Records about charts and figures
* * * * * * * * *

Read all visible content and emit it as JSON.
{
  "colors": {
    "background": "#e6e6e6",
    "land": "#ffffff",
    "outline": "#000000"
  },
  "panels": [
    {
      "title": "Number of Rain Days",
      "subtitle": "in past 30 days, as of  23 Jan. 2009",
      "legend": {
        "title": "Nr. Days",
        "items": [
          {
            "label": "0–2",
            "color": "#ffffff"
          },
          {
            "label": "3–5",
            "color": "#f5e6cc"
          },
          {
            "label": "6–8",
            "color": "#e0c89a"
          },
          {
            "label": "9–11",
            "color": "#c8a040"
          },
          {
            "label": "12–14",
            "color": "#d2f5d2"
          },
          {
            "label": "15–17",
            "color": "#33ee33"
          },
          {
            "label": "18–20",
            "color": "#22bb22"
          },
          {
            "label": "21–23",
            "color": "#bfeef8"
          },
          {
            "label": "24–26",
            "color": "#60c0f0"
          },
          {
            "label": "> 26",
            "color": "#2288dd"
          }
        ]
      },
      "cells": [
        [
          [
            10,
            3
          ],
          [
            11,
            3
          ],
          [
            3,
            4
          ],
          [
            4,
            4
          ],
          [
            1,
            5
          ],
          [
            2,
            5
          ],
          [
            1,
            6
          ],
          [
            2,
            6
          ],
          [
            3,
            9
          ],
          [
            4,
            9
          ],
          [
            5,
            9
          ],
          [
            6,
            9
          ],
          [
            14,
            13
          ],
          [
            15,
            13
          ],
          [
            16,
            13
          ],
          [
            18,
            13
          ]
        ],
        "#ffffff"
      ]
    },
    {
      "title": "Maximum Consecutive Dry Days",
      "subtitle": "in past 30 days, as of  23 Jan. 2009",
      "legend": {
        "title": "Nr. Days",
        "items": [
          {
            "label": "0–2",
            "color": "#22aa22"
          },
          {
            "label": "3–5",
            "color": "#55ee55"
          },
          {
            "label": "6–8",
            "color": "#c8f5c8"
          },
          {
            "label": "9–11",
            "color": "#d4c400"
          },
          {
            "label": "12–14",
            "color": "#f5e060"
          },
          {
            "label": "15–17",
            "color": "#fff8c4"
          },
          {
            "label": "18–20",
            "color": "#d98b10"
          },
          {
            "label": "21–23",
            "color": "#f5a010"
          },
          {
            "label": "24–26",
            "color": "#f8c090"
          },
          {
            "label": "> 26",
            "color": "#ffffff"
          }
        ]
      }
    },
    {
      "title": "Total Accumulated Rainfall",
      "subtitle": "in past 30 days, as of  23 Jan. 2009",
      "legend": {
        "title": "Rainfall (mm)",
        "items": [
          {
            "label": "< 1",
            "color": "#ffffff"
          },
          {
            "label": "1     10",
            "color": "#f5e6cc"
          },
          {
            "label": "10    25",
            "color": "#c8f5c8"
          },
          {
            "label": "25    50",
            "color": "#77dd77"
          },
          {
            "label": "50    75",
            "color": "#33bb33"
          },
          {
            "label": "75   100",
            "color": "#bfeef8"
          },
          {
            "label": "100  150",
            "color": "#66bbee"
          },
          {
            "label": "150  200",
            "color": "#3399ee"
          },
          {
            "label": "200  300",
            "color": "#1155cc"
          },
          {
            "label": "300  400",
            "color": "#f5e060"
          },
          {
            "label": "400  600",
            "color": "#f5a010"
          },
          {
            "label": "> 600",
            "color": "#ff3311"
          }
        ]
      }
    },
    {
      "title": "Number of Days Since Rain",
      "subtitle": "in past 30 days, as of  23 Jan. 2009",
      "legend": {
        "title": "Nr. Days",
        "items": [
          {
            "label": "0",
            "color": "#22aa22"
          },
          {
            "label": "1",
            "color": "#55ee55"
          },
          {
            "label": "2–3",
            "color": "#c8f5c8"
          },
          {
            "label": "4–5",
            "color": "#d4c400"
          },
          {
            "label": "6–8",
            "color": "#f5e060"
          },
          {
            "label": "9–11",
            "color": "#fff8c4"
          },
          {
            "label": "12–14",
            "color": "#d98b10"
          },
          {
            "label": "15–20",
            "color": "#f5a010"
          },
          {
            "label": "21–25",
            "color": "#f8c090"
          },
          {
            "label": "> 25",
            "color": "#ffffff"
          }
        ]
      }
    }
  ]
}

* * * * * * * * *

§ PROBLEM DETAILS
Pull out all lines from the listing that contain the string "Rainfall".

§ ANSWER
      "title": "Total Accumulated Rainfall",
        "title": "Rainfall (mm)",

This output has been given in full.